> **Instructions to follow**: Show every line that has the string "Real" in it.
═════ Material for this exercise ═════
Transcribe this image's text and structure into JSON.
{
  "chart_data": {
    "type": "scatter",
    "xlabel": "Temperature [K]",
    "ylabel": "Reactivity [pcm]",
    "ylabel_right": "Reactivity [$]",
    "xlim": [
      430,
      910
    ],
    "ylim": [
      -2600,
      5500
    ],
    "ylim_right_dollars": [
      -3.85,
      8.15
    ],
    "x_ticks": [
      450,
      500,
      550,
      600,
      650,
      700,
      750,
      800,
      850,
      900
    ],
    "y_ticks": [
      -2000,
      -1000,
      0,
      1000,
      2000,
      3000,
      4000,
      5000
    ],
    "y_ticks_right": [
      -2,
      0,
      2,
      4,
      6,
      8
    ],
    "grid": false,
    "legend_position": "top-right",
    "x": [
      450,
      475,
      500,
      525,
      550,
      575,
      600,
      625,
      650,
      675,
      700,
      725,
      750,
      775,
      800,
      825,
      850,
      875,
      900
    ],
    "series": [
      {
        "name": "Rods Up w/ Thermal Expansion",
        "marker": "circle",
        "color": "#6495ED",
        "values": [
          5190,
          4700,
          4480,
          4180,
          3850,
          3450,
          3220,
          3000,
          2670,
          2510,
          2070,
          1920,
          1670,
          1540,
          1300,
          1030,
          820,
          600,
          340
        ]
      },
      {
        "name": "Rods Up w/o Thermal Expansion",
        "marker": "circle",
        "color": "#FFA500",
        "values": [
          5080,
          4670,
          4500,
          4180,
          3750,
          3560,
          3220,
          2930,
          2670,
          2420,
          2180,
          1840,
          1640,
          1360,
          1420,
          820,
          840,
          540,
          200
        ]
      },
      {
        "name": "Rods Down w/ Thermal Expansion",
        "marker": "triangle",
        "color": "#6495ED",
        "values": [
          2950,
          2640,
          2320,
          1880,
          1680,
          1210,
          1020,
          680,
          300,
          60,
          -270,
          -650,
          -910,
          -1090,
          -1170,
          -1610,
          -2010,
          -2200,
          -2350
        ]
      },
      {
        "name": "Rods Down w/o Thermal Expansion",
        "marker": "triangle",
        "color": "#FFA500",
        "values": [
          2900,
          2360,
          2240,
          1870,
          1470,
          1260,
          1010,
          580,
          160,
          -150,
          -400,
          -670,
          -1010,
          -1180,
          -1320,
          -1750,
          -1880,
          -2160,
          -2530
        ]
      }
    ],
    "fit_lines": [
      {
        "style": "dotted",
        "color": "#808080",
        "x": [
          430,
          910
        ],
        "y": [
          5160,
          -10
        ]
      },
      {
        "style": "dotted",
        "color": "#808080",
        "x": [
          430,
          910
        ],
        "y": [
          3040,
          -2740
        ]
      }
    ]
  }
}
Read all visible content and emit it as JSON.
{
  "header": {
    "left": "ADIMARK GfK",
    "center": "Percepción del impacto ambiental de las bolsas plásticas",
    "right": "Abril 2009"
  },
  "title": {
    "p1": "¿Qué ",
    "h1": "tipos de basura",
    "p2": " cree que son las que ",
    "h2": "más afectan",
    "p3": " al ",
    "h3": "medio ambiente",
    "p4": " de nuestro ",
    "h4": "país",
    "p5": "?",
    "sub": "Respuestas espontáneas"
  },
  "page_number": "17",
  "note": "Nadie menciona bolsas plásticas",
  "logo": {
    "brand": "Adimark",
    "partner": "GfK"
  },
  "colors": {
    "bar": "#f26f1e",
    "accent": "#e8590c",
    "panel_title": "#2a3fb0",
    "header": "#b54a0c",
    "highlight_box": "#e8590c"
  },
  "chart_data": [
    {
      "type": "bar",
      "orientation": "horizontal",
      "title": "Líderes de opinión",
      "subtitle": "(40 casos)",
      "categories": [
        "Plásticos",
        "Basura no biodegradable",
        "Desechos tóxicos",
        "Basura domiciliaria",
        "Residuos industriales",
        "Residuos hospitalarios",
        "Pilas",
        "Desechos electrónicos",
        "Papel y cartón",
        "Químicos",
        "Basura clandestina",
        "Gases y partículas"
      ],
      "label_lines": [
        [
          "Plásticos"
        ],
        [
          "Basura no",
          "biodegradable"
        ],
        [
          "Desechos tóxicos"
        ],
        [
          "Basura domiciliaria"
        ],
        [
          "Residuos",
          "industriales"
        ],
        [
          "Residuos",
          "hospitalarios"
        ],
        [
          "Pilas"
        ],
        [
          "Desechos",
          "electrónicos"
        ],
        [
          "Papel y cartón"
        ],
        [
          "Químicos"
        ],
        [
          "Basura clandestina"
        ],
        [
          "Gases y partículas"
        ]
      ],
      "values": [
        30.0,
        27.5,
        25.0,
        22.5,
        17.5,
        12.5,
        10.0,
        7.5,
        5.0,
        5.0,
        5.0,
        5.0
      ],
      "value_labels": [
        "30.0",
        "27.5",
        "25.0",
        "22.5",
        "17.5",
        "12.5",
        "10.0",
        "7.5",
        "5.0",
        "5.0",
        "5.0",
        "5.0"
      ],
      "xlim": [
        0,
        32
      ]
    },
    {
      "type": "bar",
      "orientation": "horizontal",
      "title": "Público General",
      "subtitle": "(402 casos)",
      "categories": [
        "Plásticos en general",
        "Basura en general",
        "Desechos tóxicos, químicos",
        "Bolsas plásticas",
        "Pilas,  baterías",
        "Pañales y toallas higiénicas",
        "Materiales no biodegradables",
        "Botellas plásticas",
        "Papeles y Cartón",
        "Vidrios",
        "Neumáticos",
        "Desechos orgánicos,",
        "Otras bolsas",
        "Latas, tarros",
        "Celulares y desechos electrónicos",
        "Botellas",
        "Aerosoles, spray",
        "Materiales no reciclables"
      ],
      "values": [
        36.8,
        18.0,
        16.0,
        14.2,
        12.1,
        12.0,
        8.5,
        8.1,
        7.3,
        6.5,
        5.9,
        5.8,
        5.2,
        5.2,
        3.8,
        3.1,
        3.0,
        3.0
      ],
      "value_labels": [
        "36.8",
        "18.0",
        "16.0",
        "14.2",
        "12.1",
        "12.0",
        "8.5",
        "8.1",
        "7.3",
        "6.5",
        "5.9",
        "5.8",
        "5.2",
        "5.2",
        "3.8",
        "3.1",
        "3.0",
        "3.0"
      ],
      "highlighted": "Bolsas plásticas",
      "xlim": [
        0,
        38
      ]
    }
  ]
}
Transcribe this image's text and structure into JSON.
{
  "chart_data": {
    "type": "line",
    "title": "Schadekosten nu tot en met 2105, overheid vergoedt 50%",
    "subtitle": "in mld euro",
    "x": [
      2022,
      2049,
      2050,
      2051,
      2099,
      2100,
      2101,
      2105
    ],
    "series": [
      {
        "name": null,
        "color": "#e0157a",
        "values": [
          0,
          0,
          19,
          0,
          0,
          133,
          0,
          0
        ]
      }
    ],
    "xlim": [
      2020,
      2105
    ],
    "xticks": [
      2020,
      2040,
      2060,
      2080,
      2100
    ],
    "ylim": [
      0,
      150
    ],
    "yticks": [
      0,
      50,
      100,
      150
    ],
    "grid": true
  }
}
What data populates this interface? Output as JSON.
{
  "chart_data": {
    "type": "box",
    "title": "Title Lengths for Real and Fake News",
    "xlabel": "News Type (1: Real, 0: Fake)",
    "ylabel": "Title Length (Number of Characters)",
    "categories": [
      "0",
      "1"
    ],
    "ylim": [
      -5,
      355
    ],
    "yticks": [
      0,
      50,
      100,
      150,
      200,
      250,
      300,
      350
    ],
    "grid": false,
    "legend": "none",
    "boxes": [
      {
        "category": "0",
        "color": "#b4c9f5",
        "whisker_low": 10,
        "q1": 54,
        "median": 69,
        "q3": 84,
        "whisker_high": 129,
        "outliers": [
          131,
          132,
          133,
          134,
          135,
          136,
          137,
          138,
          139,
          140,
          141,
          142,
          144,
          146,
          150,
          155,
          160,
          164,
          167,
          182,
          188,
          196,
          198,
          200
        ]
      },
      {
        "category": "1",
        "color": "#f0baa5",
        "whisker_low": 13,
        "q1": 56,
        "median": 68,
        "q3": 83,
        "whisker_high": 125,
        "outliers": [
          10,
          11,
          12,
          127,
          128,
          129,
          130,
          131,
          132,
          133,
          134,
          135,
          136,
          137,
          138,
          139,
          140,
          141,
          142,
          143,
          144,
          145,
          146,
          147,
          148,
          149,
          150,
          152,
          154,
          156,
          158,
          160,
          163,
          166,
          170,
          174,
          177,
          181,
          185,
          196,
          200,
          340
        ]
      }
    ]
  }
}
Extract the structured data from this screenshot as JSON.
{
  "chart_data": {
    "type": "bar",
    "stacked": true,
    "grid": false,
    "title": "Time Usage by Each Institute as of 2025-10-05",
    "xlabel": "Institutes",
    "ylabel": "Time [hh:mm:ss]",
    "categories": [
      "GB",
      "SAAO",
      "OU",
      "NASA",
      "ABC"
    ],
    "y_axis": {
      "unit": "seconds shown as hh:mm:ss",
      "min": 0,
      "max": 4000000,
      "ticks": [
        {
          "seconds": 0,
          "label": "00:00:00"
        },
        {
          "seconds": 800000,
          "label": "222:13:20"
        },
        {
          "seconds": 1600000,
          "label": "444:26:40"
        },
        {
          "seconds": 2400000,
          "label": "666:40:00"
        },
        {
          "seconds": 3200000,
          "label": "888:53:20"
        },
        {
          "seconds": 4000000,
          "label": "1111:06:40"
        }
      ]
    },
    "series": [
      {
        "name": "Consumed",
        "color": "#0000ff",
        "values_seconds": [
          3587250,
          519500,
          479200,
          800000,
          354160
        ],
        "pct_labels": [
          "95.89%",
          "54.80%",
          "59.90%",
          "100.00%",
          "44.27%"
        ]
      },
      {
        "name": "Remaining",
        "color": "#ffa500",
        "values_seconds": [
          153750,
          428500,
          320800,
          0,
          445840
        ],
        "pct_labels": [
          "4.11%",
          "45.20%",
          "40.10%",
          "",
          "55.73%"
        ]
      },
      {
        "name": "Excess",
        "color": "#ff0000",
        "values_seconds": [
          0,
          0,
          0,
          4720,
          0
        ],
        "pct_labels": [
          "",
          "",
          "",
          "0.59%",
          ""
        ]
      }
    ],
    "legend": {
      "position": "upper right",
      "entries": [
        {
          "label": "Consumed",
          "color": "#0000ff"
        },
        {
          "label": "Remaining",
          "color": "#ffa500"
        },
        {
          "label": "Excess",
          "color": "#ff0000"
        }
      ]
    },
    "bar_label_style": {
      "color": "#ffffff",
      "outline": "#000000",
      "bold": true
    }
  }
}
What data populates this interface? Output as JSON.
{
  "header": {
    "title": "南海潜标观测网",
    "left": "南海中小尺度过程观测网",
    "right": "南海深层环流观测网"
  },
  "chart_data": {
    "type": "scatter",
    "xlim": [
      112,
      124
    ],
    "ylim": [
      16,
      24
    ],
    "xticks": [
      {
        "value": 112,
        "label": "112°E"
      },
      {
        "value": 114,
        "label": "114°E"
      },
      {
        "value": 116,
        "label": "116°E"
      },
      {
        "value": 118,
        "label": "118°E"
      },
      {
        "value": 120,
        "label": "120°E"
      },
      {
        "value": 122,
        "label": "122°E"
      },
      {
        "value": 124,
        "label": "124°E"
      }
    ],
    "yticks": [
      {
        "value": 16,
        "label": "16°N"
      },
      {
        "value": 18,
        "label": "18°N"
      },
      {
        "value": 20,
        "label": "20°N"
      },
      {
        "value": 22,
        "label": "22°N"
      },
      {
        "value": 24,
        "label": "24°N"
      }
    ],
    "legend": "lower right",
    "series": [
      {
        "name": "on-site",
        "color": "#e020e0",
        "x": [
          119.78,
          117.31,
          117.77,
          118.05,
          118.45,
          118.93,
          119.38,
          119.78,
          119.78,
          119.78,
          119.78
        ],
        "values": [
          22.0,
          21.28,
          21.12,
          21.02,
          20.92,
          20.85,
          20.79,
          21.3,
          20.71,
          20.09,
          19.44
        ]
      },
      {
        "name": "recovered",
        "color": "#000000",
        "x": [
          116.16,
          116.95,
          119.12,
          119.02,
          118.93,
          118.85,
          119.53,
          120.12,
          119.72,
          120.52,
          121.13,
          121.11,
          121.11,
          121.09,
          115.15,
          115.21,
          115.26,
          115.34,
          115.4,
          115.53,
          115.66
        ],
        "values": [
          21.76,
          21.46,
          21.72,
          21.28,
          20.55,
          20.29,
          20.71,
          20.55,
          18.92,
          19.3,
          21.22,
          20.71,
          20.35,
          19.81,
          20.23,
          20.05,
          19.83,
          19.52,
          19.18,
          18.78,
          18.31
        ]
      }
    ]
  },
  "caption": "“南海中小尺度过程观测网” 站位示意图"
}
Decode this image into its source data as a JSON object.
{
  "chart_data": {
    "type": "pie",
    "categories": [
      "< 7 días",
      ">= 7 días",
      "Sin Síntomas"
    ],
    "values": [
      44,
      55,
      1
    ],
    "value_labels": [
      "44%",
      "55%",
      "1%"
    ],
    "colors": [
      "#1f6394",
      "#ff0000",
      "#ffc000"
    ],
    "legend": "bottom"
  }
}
═════
> **Answer to this exercise**:
    "title": "Title Lengths for Real and Fake News",
    "xlabel": "News Type (1: Real, 0: Fake)",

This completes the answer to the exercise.